▶ [Task goal]: Tally the lines containing "enabled" and report the number alone.

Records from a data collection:
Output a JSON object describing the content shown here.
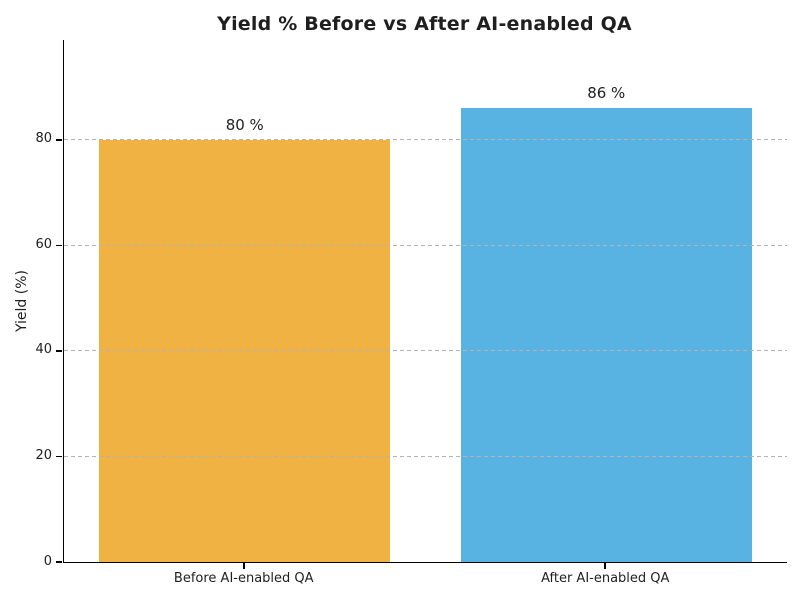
{
  "chart_data": {
    "type": "bar",
    "title": "Yield % Before vs After AI-enabled QA",
    "categories": [
      "Before AI-enabled QA",
      "After AI-enabled QA"
    ],
    "values": [
      80,
      86
    ],
    "bar_value_labels": [
      "80 %",
      "86 %"
    ],
    "xlabel": "",
    "ylabel": "Yield (%)",
    "ylim": [
      0,
      98.9
    ],
    "yticks": [
      0,
      20,
      40,
      60,
      80
    ],
    "grid": "horizontal-dashed",
    "grid_above_bars": true,
    "legend": "none",
    "bar_colors": [
      "#f0b242",
      "#58b2e2"
    ],
    "colors": {
      "title": "#1f1f1f",
      "tick_label": "#1f1f1f",
      "spine": "#000000",
      "grid": "#b3b3b3",
      "background": "#ffffff"
    }
  }
}
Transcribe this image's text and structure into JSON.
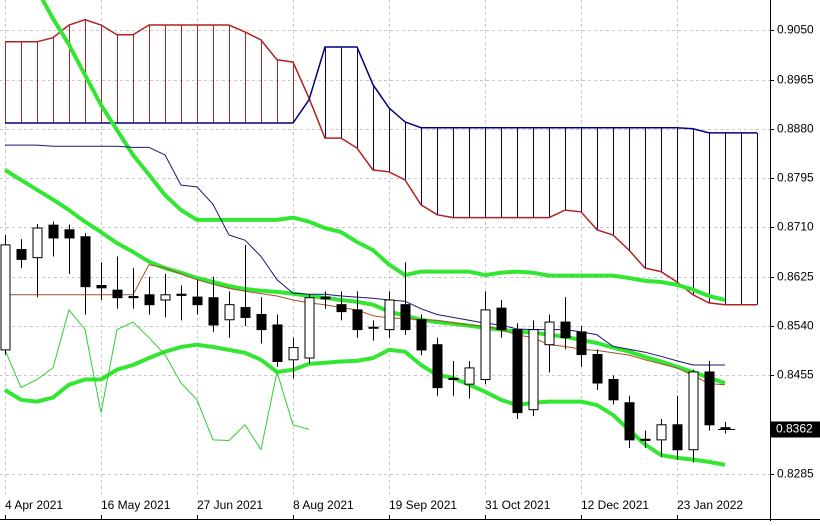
{
  "chart_data": {
    "type": "candlestick",
    "categories": [
      "4 Apr 2021",
      null,
      null,
      null,
      null,
      null,
      "16 May 2021",
      null,
      null,
      null,
      null,
      null,
      "27 Jun 2021",
      null,
      null,
      null,
      null,
      null,
      "8 Aug 2021",
      null,
      null,
      null,
      null,
      null,
      "19 Sep 2021",
      null,
      null,
      null,
      null,
      null,
      "31 Oct 2021",
      null,
      null,
      null,
      null,
      null,
      "12 Dec 2021",
      null,
      null,
      null,
      null,
      null,
      "23 Jan 2022",
      null,
      null,
      null,
      null,
      null
    ],
    "ylim": [
      0.8249,
      0.9102
    ],
    "yticks": [
      {
        "value": 0.905,
        "label": "0.9050"
      },
      0.8965,
      {
        "value": 0.888,
        "label": "0.8880"
      },
      0.8795,
      {
        "value": 0.871,
        "label": "0.8710"
      },
      0.8625,
      {
        "value": 0.854,
        "label": "0.8540"
      },
      0.8455,
      0.8285
    ],
    "grid": true,
    "last_price": 0.8362,
    "up_color": "#ffffff",
    "down_color": "#000000",
    "open": [
      0.8499,
      0.8672,
      0.8658,
      0.8714,
      0.8706,
      0.8694,
      0.861,
      0.8602,
      0.8591,
      0.8594,
      0.8585,
      0.8595,
      0.859,
      0.8589,
      0.8551,
      0.8572,
      0.856,
      0.8542,
      0.8482,
      0.8485,
      0.859,
      0.8577,
      0.8568,
      0.8538,
      0.8534,
      0.8577,
      0.8551,
      0.8508,
      0.845,
      0.844,
      0.8448,
      0.8571,
      0.8534,
      0.8396,
      0.8508,
      0.8547,
      0.853,
      0.8491,
      0.8448,
      0.8408,
      0.8345,
      0.8344,
      0.837,
      0.8327,
      0.8461,
      0.8365,
      null,
      null
    ],
    "high": [
      0.8697,
      0.869,
      0.8716,
      0.872,
      0.8715,
      0.87,
      0.865,
      0.866,
      0.864,
      0.8625,
      0.863,
      0.861,
      0.862,
      0.8625,
      0.86,
      0.868,
      0.859,
      0.856,
      0.852,
      0.8595,
      0.86,
      0.86,
      0.86,
      0.855,
      0.86,
      0.865,
      0.856,
      0.852,
      0.848,
      0.848,
      0.86,
      0.8585,
      0.8545,
      0.855,
      0.856,
      0.859,
      0.854,
      0.85,
      0.8455,
      0.842,
      0.836,
      0.838,
      0.842,
      0.8465,
      0.848,
      0.8375,
      null,
      null
    ],
    "low": [
      0.8491,
      0.864,
      0.859,
      0.866,
      0.863,
      0.856,
      0.8585,
      0.857,
      0.857,
      0.856,
      0.8555,
      0.855,
      0.856,
      0.853,
      0.852,
      0.854,
      0.851,
      0.847,
      0.845,
      0.8475,
      0.857,
      0.855,
      0.852,
      0.8515,
      0.852,
      0.8525,
      0.849,
      0.842,
      0.842,
      0.8415,
      0.844,
      0.852,
      0.838,
      0.8385,
      0.846,
      0.85,
      0.847,
      0.843,
      0.8405,
      0.833,
      0.833,
      0.8315,
      0.831,
      0.8305,
      0.836,
      0.8355,
      null,
      null
    ],
    "close": [
      0.868,
      0.8655,
      0.8709,
      0.8692,
      0.8692,
      0.8608,
      0.8606,
      0.8589,
      0.8589,
      0.8577,
      0.8594,
      0.8593,
      0.8577,
      0.8542,
      0.8577,
      0.8555,
      0.8534,
      0.8479,
      0.8503,
      0.8589,
      0.8587,
      0.8565,
      0.8534,
      0.8537,
      0.8585,
      0.8534,
      0.8499,
      0.8434,
      0.8448,
      0.8468,
      0.8568,
      0.8534,
      0.8391,
      0.8534,
      0.8547,
      0.852,
      0.8491,
      0.8442,
      0.8413,
      0.8344,
      0.8343,
      0.837,
      0.8327,
      0.8461,
      0.837,
      0.8362,
      null,
      null
    ],
    "cloud": {
      "a_color": "#b22222",
      "b_color": "#000080",
      "a": [
        0.903,
        0.903,
        0.903,
        0.9037,
        0.9059,
        0.9068,
        0.9059,
        0.9042,
        0.9042,
        0.9059,
        0.9059,
        0.9059,
        0.9059,
        0.9059,
        0.9059,
        0.9047,
        0.9033,
        0.8999,
        0.8995,
        0.8933,
        0.8864,
        0.8864,
        0.8847,
        0.8809,
        0.8806,
        0.8792,
        0.8749,
        0.8732,
        0.8727,
        0.8727,
        0.8727,
        0.8727,
        0.8727,
        0.8727,
        0.8727,
        0.874,
        0.8737,
        0.8706,
        0.8697,
        0.8671,
        0.864,
        0.8634,
        0.8616,
        0.8594,
        0.858,
        0.8577,
        0.8577,
        0.8577
      ],
      "b": [
        0.889,
        0.889,
        0.889,
        0.889,
        0.889,
        0.889,
        0.889,
        0.889,
        0.889,
        0.889,
        0.889,
        0.889,
        0.889,
        0.889,
        0.889,
        0.889,
        0.889,
        0.889,
        0.889,
        0.893,
        0.9021,
        0.9021,
        0.9021,
        0.8956,
        0.8916,
        0.8892,
        0.8882,
        0.8882,
        0.8882,
        0.8882,
        0.8882,
        0.8882,
        0.8882,
        0.8882,
        0.8882,
        0.8882,
        0.8882,
        0.8882,
        0.8882,
        0.8882,
        0.8882,
        0.8882,
        0.8882,
        0.888,
        0.8873,
        0.8873,
        0.8873,
        0.8873
      ]
    },
    "lines": [
      {
        "color": "#32e632",
        "width": 4,
        "values": [
          null,
          null,
          0.912,
          0.907,
          0.9025,
          0.8973,
          0.8921,
          0.8878,
          0.8835,
          0.8801,
          0.8766,
          0.874,
          0.8723,
          0.8723,
          0.8723,
          0.8723,
          0.8723,
          0.8723,
          0.8727,
          0.872,
          0.8709,
          0.8702,
          0.8685,
          0.8671,
          0.8646,
          0.8628,
          0.8634,
          0.8634,
          0.8634,
          0.8634,
          0.8628,
          0.8632,
          0.8634,
          0.8632,
          0.8627,
          0.8627,
          0.8627,
          0.8627,
          0.8627,
          0.8623,
          0.8618,
          0.8616,
          0.8611,
          0.8603,
          0.8592,
          0.8585,
          null,
          null
        ]
      },
      {
        "color": "#32e632",
        "width": 4,
        "values": [
          0.8809,
          0.8792,
          0.8775,
          0.8758,
          0.874,
          0.872,
          0.8702,
          0.8683,
          0.8668,
          0.8651,
          0.864,
          0.8632,
          0.8623,
          0.8616,
          0.8609,
          0.8604,
          0.8601,
          0.8599,
          0.8596,
          0.8592,
          0.8589,
          0.8585,
          0.8582,
          0.8577,
          0.8565,
          0.8558,
          0.8551,
          0.8547,
          0.8544,
          0.8541,
          0.8537,
          0.8534,
          0.853,
          0.8529,
          0.8525,
          0.8522,
          0.8516,
          0.8511,
          0.8503,
          0.8496,
          0.8487,
          0.8479,
          0.847,
          0.8461,
          0.8451,
          0.8442,
          null,
          null
        ]
      },
      {
        "color": "#32e632",
        "width": 4,
        "values": [
          0.843,
          0.8413,
          0.841,
          0.8417,
          0.8439,
          0.8448,
          0.8448,
          0.8465,
          0.8473,
          0.8485,
          0.8496,
          0.8504,
          0.8508,
          0.8504,
          0.8499,
          0.8494,
          0.8482,
          0.8461,
          0.8465,
          0.8475,
          0.8477,
          0.8479,
          0.848,
          0.8485,
          0.8499,
          0.8496,
          0.8473,
          0.8456,
          0.8451,
          0.8439,
          0.8427,
          0.8413,
          0.8404,
          0.8408,
          0.841,
          0.841,
          0.841,
          0.8404,
          0.8387,
          0.8361,
          0.8336,
          0.8318,
          0.8313,
          0.831,
          0.8306,
          0.8301,
          null,
          null
        ]
      },
      {
        "color": "#191970",
        "width": 1,
        "values": [
          0.8852,
          0.8852,
          0.8852,
          0.885,
          0.885,
          0.885,
          0.885,
          0.885,
          0.8848,
          0.8848,
          0.8835,
          0.8783,
          0.878,
          0.875,
          0.8697,
          0.8688,
          0.866,
          0.862,
          0.8597,
          0.8595,
          0.8595,
          0.8592,
          0.859,
          0.8588,
          0.8585,
          0.8583,
          0.857,
          0.856,
          0.8555,
          0.855,
          0.8545,
          0.8542,
          0.8535,
          0.8534,
          0.8534,
          0.8534,
          0.853,
          0.8525,
          0.8505,
          0.85,
          0.8495,
          0.8488,
          0.848,
          0.8473,
          0.8473,
          0.8473,
          null,
          null
        ]
      },
      {
        "color": "#a0522d",
        "width": 1,
        "values": [
          0.8594,
          0.8594,
          0.8594,
          0.8594,
          0.8594,
          0.8594,
          0.8594,
          0.8594,
          0.8594,
          0.8646,
          0.864,
          0.863,
          0.862,
          0.8612,
          0.8605,
          0.86,
          0.8596,
          0.8592,
          0.8585,
          0.858,
          0.8577,
          0.8572,
          0.8568,
          0.8558,
          0.8554,
          0.8553,
          0.8551,
          0.855,
          0.8546,
          0.8542,
          0.854,
          0.8534,
          0.8525,
          0.852,
          0.8508,
          0.8505,
          0.85,
          0.8498,
          0.8494,
          0.849,
          0.8482,
          0.8475,
          0.8468,
          0.8455,
          0.8441,
          0.8439,
          null,
          null
        ]
      },
      {
        "color": "#32cd32",
        "width": 1,
        "values": [
          0.8499,
          0.8434,
          0.8448,
          0.8468,
          0.8568,
          0.8534,
          0.8391,
          0.8534,
          0.8547,
          0.852,
          0.8491,
          0.8442,
          0.8413,
          0.8344,
          0.8343,
          0.837,
          0.8327,
          0.8461,
          0.837,
          0.8362,
          null,
          null,
          null,
          null,
          null,
          null,
          null,
          null,
          null,
          null,
          null,
          null,
          null,
          null,
          null,
          null,
          null,
          null,
          null,
          null,
          null,
          null,
          null,
          null,
          null,
          null,
          null,
          null
        ]
      }
    ]
  }
}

▶ [Solved exercise]: 3